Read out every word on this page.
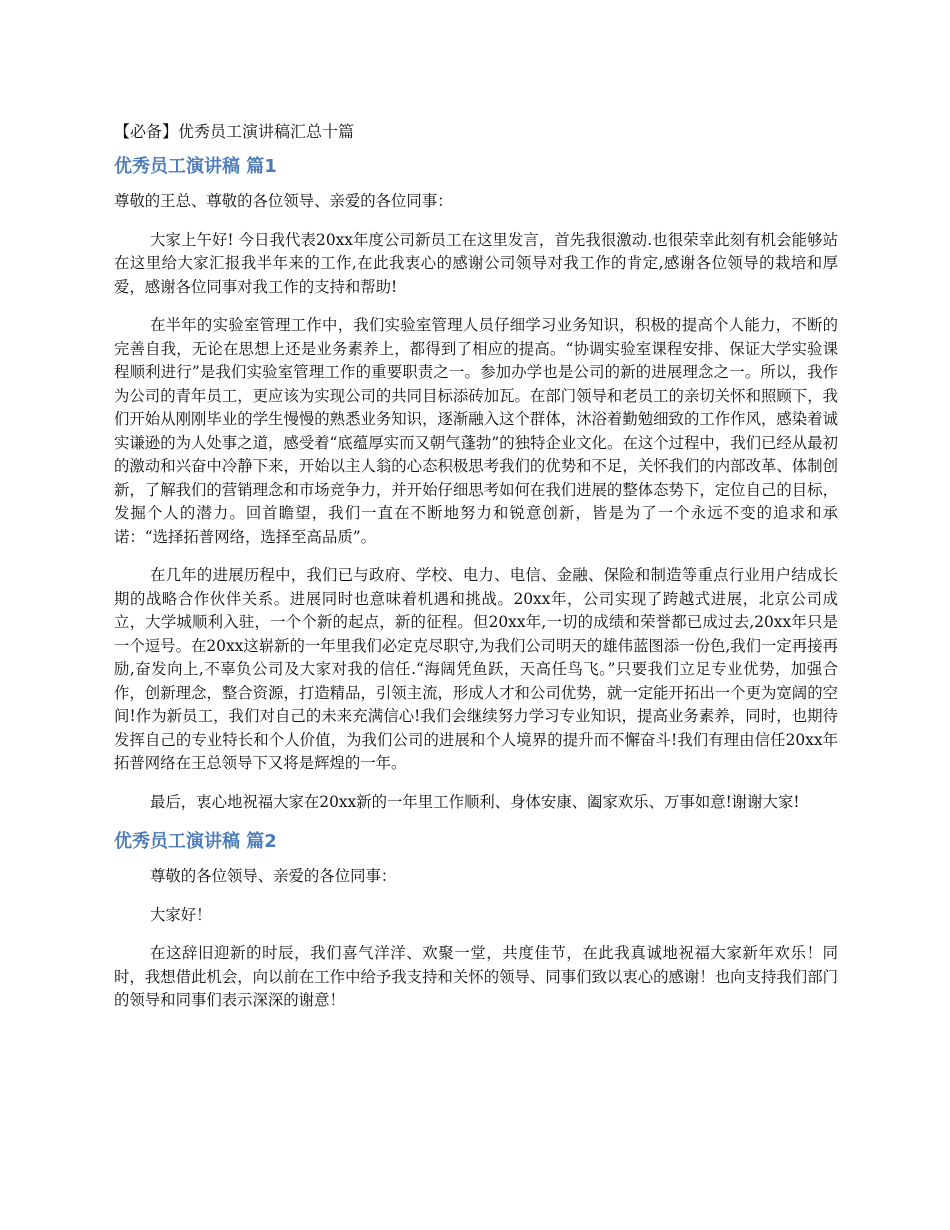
【必备】优秀员工演讲稿汇总十篇
优秀员工演讲稿 篇1

尊敬的王总、尊敬的各位领导、亲爱的各位同事：

大家上午好! 今日我代表20xx年度公司新员工在这里发言，首先我很激动.也很荣幸此刻有机会能够站在这里给大家汇报我半年来的工作,在此我衷心的感谢公司领导对我工作的肯定,感谢各位领导的栽培和厚爱，感谢各位同事对我工作的支持和帮助!

在半年的实验室管理工作中，我们实验室管理人员仔细学习业务知识，积极的提高个人能力，不断的完善自我，无论在思想上还是业务素养上，都得到了相应的提高。“协调实验室课程安排、保证大学实验课程顺利进行”是我们实验室管理工作的重要职责之一。参加办学也是公司的新的进展理念之一。所以，我作为公司的青年员工，更应该为实现公司的共同目标添砖加瓦。在部门领导和老员工的亲切关怀和照顾下，我们开始从刚刚毕业的学生慢慢的熟悉业务知识，逐渐融入这个群体，沐浴着勤勉细致的工作作风，感染着诚实谦逊的为人处事之道，感受着“底蕴厚实而又朝气蓬勃”的独特企业文化。在这个过程中，我们已经从最初的激动和兴奋中冷静下来，开始以主人翁的心态积极思考我们的优势和不足，关怀我们的内部改革、体制创新，了解我们的营销理念和市场竞争力，并开始仔细思考如何在我们进展的整体态势下，定位自己的目标，发掘个人的潜力。回首瞻望，我们一直在不断地努力和锐意创新，皆是为了一个永远不变的追求和承诺：“选择拓普网络，选择至高品质”。

在几年的进展历程中，我们已与政府、学校、电力、电信、金融、保险和制造等重点行业用户结成长期的战略合作伙伴关系。进展同时也意味着机遇和挑战。20xx年，公司实现了跨越式进展，北京公司成立，大学城顺利入驻，一个个新的起点，新的征程。但20xx年,一切的成绩和荣誉都已成过去,20xx年只是一个逗号。在20xx这崭新的一年里我们必定克尽职守,为我们公司明天的雄伟蓝图添一份色,我们一定再接再励,奋发向上,不辜负公司及大家对我的信任.“海阔凭鱼跃，天高任鸟飞。”只要我们立足专业优势，加强合作，创新理念，整合资源，打造精品，引领主流，形成人才和公司优势，就一定能开拓出一个更为宽阔的空间!作为新员工，我们对自己的未来充满信心!我们会继续努力学习专业知识，提高业务素养，同时，也期待发挥自己的专业特长和个人价值，为我们公司的进展和个人境界的提升而不懈奋斗!我们有理由信任20xx年拓普网络在王总领导下又将是辉煌的一年。

最后，衷心地祝福大家在20xx新的一年里工作顺利、身体安康、阖家欢乐、万事如意!谢谢大家!

优秀员工演讲稿 篇2

尊敬的各位领导、亲爱的各位同事：

大家好！

在这辞旧迎新的时辰，我们喜气洋洋、欢聚一堂，共度佳节，在此我真诚地祝福大家新年欢乐！同时，我想借此机会，向以前在工作中给予我支持和关怀的领导、同事们致以衷心的感谢！也向支持我们部门的领导和同事们表示深深的谢意！
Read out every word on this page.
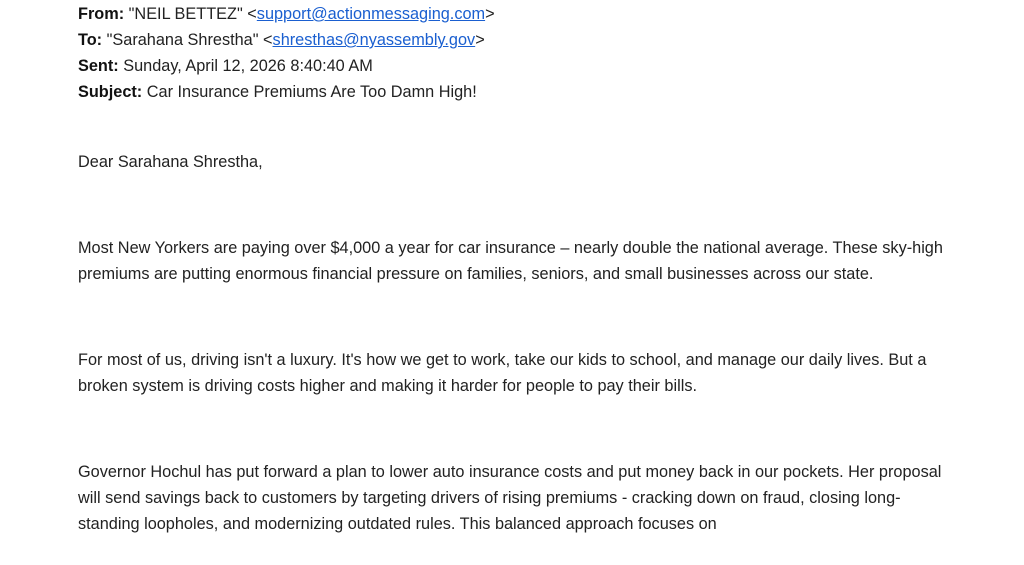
From: "NEIL BETTEZ" <support@actionmessaging.com>
To: "Sarahana Shrestha" <shresthas@nyassembly.gov>
Sent: Sunday, April 12, 2026 8:40:40 AM
Subject: Car Insurance Premiums Are Too Damn High!

Dear Sarahana Shrestha,

Most New Yorkers are paying over $4,000 a year for car insurance – nearly double the national average. These sky-high premiums are putting enormous financial pressure on families, seniors, and small businesses across our state.

For most of us, driving isn't a luxury. It's how we get to work, take our kids to school, and manage our daily lives. But a broken system is driving costs higher and making it harder for people to pay their bills.

Governor Hochul has put forward a plan to lower auto insurance costs and put money back in our pockets. Her proposal will send savings back to customers by targeting drivers of rising premiums - cracking down on fraud, closing long-standing loopholes, and modernizing outdated rules. This balanced approach focuses on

•••

Given instruction | Omitting all images, retype each line of the records precisely.

In response |
Read out every word on this page.
【必备】优秀员工演讲稿汇总十篇
优秀员工演讲稿 篇1

尊敬的王总、尊敬的各位领导、亲爱的各位同事：

大家上午好! 今日我代表20xx年度公司新员工在这里发言，首先我很激动.也很荣幸此刻有机会能够站在这里给大家汇报我半年来的工作,在此我衷心的感谢公司领导对我工作的肯定,感谢各位领导的栽培和厚爱，感谢各位同事对我工作的支持和帮助!

在半年的实验室管理工作中，我们实验室管理人员仔细学习业务知识，积极的提高个人能力，不断的完善自我，无论在思想上还是业务素养上，都得到了相应的提高。“协调实验室课程安排、保证大学实验课程顺利进行”是我们实验室管理工作的重要职责之一。参加办学也是公司的新的进展理念之一。所以，我作为公司的青年员工，更应该为实现公司的共同目标添砖加瓦。在部门领导和老员工的亲切关怀和照顾下，我们开始从刚刚毕业的学生慢慢的熟悉业务知识，逐渐融入这个群体，沐浴着勤勉细致的工作作风，感染着诚实谦逊的为人处事之道，感受着“底蕴厚实而又朝气蓬勃”的独特企业文化。在这个过程中，我们已经从最初的激动和兴奋中冷静下来，开始以主人翁的心态积极思考我们的优势和不足，关怀我们的内部改革、体制创新，了解我们的营销理念和市场竞争力，并开始仔细思考如何在我们进展的整体态势下，定位自己的目标，发掘个人的潜力。回首瞻望，我们一直在不断地努力和锐意创新，皆是为了一个永远不变的追求和承诺：“选择拓普网络，选择至高品质”。

在几年的进展历程中，我们已与政府、学校、电力、电信、金融、保险和制造等重点行业用户结成长期的战略合作伙伴关系。进展同时也意味着机遇和挑战。20xx年，公司实现了跨越式进展，北京公司成立，大学城顺利入驻，一个个新的起点，新的征程。但20xx年,一切的成绩和荣誉都已成过去,20xx年只是一个逗号。在20xx这崭新的一年里我们必定克尽职守,为我们公司明天的雄伟蓝图添一份色,我们一定再接再励,奋发向上,不辜负公司及大家对我的信任.“海阔凭鱼跃，天高任鸟飞。”只要我们立足专业优势，加强合作，创新理念，整合资源，打造精品，引领主流，形成人才和公司优势，就一定能开拓出一个更为宽阔的空间!作为新员工，我们对自己的未来充满信心!我们会继续努力学习专业知识，提高业务素养，同时，也期待发挥自己的专业特长和个人价值，为我们公司的进展和个人境界的提升而不懈奋斗!我们有理由信任20xx年拓普网络在王总领导下又将是辉煌的一年。

最后，衷心地祝福大家在20xx新的一年里工作顺利、身体安康、阖家欢乐、万事如意!谢谢大家!

优秀员工演讲稿 篇2

尊敬的各位领导、亲爱的各位同事：

大家好！

在这辞旧迎新的时辰，我们喜气洋洋、欢聚一堂，共度佳节，在此我真诚地祝福大家新年欢乐！同时，我想借此机会，向以前在工作中给予我支持和关怀的领导、同事们致以衷心的感谢！也向支持我们部门的领导和同事们表示深深的谢意！
Read out every word on this page.
From: "NEIL BETTEZ" <support@actionmessaging.com>
To: "Sarahana Shrestha" <shresthas@nyassembly.gov>
Sent: Sunday, April 12, 2026 8:40:40 AM
Subject: Car Insurance Premiums Are Too Damn High!

Dear Sarahana Shrestha,

Most New Yorkers are paying over $4,000 a year for car insurance – nearly double the national average. These sky-high premiums are putting enormous financial pressure on families, seniors, and small businesses across our state.

For most of us, driving isn't a luxury. It's how we get to work, take our kids to school, and manage our daily lives. But a broken system is driving costs higher and making it harder for people to pay their bills.

Governor Hochul has put forward a plan to lower auto insurance costs and put money back in our pockets. Her proposal will send savings back to customers by targeting drivers of rising premiums - cracking down on fraud, closing long-standing loopholes, and modernizing outdated rules. This balanced approach focuses on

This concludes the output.